Requirement: Repeat the full listing, word for word.

start Data shown

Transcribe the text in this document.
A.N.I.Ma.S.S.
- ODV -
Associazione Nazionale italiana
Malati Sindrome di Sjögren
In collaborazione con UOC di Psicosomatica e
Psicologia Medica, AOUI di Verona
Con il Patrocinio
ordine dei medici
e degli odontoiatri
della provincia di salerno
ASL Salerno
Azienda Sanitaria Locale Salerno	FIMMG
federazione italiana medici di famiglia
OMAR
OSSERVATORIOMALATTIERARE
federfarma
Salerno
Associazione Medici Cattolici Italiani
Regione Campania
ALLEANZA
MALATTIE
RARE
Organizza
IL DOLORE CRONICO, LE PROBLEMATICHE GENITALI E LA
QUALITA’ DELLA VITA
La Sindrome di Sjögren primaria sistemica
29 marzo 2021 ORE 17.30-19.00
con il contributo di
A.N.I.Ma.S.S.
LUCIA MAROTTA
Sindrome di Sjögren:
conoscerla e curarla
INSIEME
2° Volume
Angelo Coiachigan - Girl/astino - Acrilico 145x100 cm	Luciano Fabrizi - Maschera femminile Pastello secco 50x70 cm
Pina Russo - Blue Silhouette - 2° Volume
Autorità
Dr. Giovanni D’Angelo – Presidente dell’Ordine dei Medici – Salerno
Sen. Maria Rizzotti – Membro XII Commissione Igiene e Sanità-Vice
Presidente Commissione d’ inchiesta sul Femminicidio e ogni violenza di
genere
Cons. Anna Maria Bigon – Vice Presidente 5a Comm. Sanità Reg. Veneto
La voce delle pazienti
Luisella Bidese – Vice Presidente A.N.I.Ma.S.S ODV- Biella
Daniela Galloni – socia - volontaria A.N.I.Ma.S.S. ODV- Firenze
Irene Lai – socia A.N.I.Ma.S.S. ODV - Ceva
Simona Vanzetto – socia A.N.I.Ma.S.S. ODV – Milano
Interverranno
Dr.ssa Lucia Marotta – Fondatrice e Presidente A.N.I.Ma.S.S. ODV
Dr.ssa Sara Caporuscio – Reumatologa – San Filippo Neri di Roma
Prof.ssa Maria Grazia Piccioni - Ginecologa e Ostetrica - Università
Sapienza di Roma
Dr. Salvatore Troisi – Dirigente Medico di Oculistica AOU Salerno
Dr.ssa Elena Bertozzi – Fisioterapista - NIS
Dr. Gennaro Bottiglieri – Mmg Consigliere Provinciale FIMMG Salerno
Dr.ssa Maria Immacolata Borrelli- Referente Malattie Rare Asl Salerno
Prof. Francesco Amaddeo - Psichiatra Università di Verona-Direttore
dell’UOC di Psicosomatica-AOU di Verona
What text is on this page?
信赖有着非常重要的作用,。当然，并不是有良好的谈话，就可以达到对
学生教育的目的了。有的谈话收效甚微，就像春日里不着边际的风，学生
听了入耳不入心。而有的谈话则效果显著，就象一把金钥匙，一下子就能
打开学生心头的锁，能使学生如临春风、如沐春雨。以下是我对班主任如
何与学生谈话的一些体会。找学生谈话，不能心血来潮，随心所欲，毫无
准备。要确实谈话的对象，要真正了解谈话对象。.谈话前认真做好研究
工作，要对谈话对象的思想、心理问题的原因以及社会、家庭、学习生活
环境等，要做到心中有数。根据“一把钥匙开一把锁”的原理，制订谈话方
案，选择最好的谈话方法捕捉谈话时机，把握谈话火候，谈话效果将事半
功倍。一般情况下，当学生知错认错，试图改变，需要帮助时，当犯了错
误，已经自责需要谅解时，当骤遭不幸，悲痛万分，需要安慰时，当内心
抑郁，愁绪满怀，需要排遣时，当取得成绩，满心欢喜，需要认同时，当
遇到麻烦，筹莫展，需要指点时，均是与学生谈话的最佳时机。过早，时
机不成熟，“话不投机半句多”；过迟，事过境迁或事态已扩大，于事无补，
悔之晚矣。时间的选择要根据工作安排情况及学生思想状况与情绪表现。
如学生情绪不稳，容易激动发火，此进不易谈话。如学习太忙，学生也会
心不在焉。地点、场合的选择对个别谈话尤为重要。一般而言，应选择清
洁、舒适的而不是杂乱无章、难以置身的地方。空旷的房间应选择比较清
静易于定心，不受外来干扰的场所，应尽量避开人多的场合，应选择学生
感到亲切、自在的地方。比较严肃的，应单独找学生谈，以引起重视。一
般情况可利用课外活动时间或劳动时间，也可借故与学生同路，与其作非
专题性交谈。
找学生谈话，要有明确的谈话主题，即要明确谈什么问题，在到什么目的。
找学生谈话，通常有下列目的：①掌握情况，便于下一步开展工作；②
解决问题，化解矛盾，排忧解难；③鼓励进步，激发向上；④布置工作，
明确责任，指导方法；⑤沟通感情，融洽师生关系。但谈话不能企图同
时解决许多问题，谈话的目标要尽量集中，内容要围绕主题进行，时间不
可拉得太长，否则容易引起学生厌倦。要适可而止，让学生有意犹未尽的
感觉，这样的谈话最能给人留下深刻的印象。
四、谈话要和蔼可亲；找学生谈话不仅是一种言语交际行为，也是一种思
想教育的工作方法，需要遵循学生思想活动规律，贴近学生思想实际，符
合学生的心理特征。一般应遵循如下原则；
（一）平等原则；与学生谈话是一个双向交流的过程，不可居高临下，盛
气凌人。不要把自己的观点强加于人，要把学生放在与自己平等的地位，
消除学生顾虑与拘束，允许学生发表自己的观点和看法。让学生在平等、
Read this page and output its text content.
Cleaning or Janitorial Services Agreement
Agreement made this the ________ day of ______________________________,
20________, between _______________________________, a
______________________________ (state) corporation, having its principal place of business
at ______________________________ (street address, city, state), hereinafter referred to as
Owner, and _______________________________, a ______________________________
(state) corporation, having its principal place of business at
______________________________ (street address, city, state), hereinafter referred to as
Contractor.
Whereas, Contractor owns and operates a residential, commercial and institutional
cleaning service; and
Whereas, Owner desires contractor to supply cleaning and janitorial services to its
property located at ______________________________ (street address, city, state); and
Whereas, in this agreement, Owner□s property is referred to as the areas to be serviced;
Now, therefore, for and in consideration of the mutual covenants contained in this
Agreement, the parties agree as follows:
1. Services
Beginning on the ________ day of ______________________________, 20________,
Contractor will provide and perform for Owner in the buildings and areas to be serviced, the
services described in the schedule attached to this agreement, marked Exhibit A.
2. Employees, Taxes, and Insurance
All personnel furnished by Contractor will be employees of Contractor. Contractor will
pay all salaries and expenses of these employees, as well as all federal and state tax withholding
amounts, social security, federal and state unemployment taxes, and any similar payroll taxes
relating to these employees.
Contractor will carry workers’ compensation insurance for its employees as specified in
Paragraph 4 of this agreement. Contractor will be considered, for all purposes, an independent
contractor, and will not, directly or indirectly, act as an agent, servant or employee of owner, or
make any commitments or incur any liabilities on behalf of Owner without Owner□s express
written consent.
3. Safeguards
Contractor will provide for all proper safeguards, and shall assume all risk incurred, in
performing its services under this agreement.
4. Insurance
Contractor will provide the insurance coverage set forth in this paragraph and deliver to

end Data shown

Final answer:
Transcribe the text in this document.
A.N.I.Ma.S.S.
- ODV -
Associazione Nazionale italiana
Malati Sindrome di Sjögren
In collaborazione con UOC di Psicosomatica e
Psicologia Medica, AOUI di Verona
Con il Patrocinio
ordine dei medici
e degli odontoiatri
della provincia di salerno
ASL Salerno
Azienda Sanitaria Locale Salerno	FIMMG
federazione italiana medici di famiglia
OMAR
OSSERVATORIOMALATTIERARE
federfarma
Salerno
Associazione Medici Cattolici Italiani
Regione Campania
ALLEANZA
MALATTIE
RARE
Organizza
IL DOLORE CRONICO, LE PROBLEMATICHE GENITALI E LA
QUALITA’ DELLA VITA
La Sindrome di Sjögren primaria sistemica
29 marzo 2021 ORE 17.30-19.00
con il contributo di
A.N.I.Ma.S.S.
LUCIA MAROTTA
Sindrome di Sjögren:
conoscerla e curarla
INSIEME
2° Volume
Angelo Coiachigan - Girl/astino - Acrilico 145x100 cm	Luciano Fabrizi - Maschera femminile Pastello secco 50x70 cm
Pina Russo - Blue Silhouette - 2° Volume
Autorità
Dr. Giovanni D’Angelo – Presidente dell’Ordine dei Medici – Salerno
Sen. Maria Rizzotti – Membro XII Commissione Igiene e Sanità-Vice
Presidente Commissione d’ inchiesta sul Femminicidio e ogni violenza di
genere
Cons. Anna Maria Bigon – Vice Presidente 5a Comm. Sanità Reg. Veneto
La voce delle pazienti
Luisella Bidese – Vice Presidente A.N.I.Ma.S.S ODV- Biella
Daniela Galloni – socia - volontaria A.N.I.Ma.S.S. ODV- Firenze
Irene Lai – socia A.N.I.Ma.S.S. ODV - Ceva
Simona Vanzetto – socia A.N.I.Ma.S.S. ODV – Milano
Interverranno
Dr.ssa Lucia Marotta – Fondatrice e Presidente A.N.I.Ma.S.S. ODV
Dr.ssa Sara Caporuscio – Reumatologa – San Filippo Neri di Roma
Prof.ssa Maria Grazia Piccioni - Ginecologa e Ostetrica - Università
Sapienza di Roma
Dr. Salvatore Troisi – Dirigente Medico di Oculistica AOU Salerno
Dr.ssa Elena Bertozzi – Fisioterapista - NIS
Dr. Gennaro Bottiglieri – Mmg Consigliere Provinciale FIMMG Salerno
Dr.ssa Maria Immacolata Borrelli- Referente Malattie Rare Asl Salerno
Prof. Francesco Amaddeo - Psichiatra Università di Verona-Direttore
dell’UOC di Psicosomatica-AOU di Verona
What text is on this page?
信赖有着非常重要的作用,。当然，并不是有良好的谈话，就可以达到对
学生教育的目的了。有的谈话收效甚微，就像春日里不着边际的风，学生
听了入耳不入心。而有的谈话则效果显著，就象一把金钥匙，一下子就能
打开学生心头的锁，能使学生如临春风、如沐春雨。以下是我对班主任如
何与学生谈话的一些体会。找学生谈话，不能心血来潮，随心所欲，毫无
准备。要确实谈话的对象，要真正了解谈话对象。.谈话前认真做好研究
工作，要对谈话对象的思想、心理问题的原因以及社会、家庭、学习生活
环境等，要做到心中有数。根据“一把钥匙开一把锁”的原理，制订谈话方
案，选择最好的谈话方法捕捉谈话时机，把握谈话火候，谈话效果将事半
功倍。一般情况下，当学生知错认错，试图改变，需要帮助时，当犯了错
误，已经自责需要谅解时，当骤遭不幸，悲痛万分，需要安慰时，当内心
抑郁，愁绪满怀，需要排遣时，当取得成绩，满心欢喜，需要认同时，当
遇到麻烦，筹莫展，需要指点时，均是与学生谈话的最佳时机。过早，时
机不成熟，“话不投机半句多”；过迟，事过境迁或事态已扩大，于事无补，
悔之晚矣。时间的选择要根据工作安排情况及学生思想状况与情绪表现。
如学生情绪不稳，容易激动发火，此进不易谈话。如学习太忙，学生也会
心不在焉。地点、场合的选择对个别谈话尤为重要。一般而言，应选择清
洁、舒适的而不是杂乱无章、难以置身的地方。空旷的房间应选择比较清
静易于定心，不受外来干扰的场所，应尽量避开人多的场合，应选择学生
感到亲切、自在的地方。比较严肃的，应单独找学生谈，以引起重视。一
般情况可利用课外活动时间或劳动时间，也可借故与学生同路，与其作非
专题性交谈。
找学生谈话，要有明确的谈话主题，即要明确谈什么问题，在到什么目的。
找学生谈话，通常有下列目的：①掌握情况，便于下一步开展工作；②
解决问题，化解矛盾，排忧解难；③鼓励进步，激发向上；④布置工作，
明确责任，指导方法；⑤沟通感情，融洽师生关系。但谈话不能企图同
时解决许多问题，谈话的目标要尽量集中，内容要围绕主题进行，时间不
可拉得太长，否则容易引起学生厌倦。要适可而止，让学生有意犹未尽的
感觉，这样的谈话最能给人留下深刻的印象。
四、谈话要和蔼可亲；找学生谈话不仅是一种言语交际行为，也是一种思
想教育的工作方法，需要遵循学生思想活动规律，贴近学生思想实际，符
合学生的心理特征。一般应遵循如下原则；
（一）平等原则；与学生谈话是一个双向交流的过程，不可居高临下，盛
气凌人。不要把自己的观点强加于人，要把学生放在与自己平等的地位，
消除学生顾虑与拘束，允许学生发表自己的观点和看法。让学生在平等、
Read this page and output its text content.
Cleaning or Janitorial Services Agreement
Agreement made this the ________ day of ______________________________,
20________, between _______________________________, a
______________________________ (state) corporation, having its principal place of business
at ______________________________ (street address, city, state), hereinafter referred to as
Owner, and _______________________________, a ______________________________
(state) corporation, having its principal place of business at
______________________________ (street address, city, state), hereinafter referred to as
Contractor.
Whereas, Contractor owns and operates a residential, commercial and institutional
cleaning service; and
Whereas, Owner desires contractor to supply cleaning and janitorial services to its
property located at ______________________________ (street address, city, state); and
Whereas, in this agreement, Owner□s property is referred to as the areas to be serviced;
Now, therefore, for and in consideration of the mutual covenants contained in this
Agreement, the parties agree as follows:
1. Services
Beginning on the ________ day of ______________________________, 20________,
Contractor will provide and perform for Owner in the buildings and areas to be serviced, the
services described in the schedule attached to this agreement, marked Exhibit A.
2. Employees, Taxes, and Insurance
All personnel furnished by Contractor will be employees of Contractor. Contractor will
pay all salaries and expenses of these employees, as well as all federal and state tax withholding
amounts, social security, federal and state unemployment taxes, and any similar payroll taxes
relating to these employees.
Contractor will carry workers’ compensation insurance for its employees as specified in
Paragraph 4 of this agreement. Contractor will be considered, for all purposes, an independent
contractor, and will not, directly or indirectly, act as an agent, servant or employee of owner, or
make any commitments or incur any liabilities on behalf of Owner without Owner□s express
written consent.
3. Safeguards
Contractor will provide for all proper safeguards, and shall assume all risk incurred, in
performing its services under this agreement.
4. Insurance
Contractor will provide the insurance coverage set forth in this paragraph and deliver to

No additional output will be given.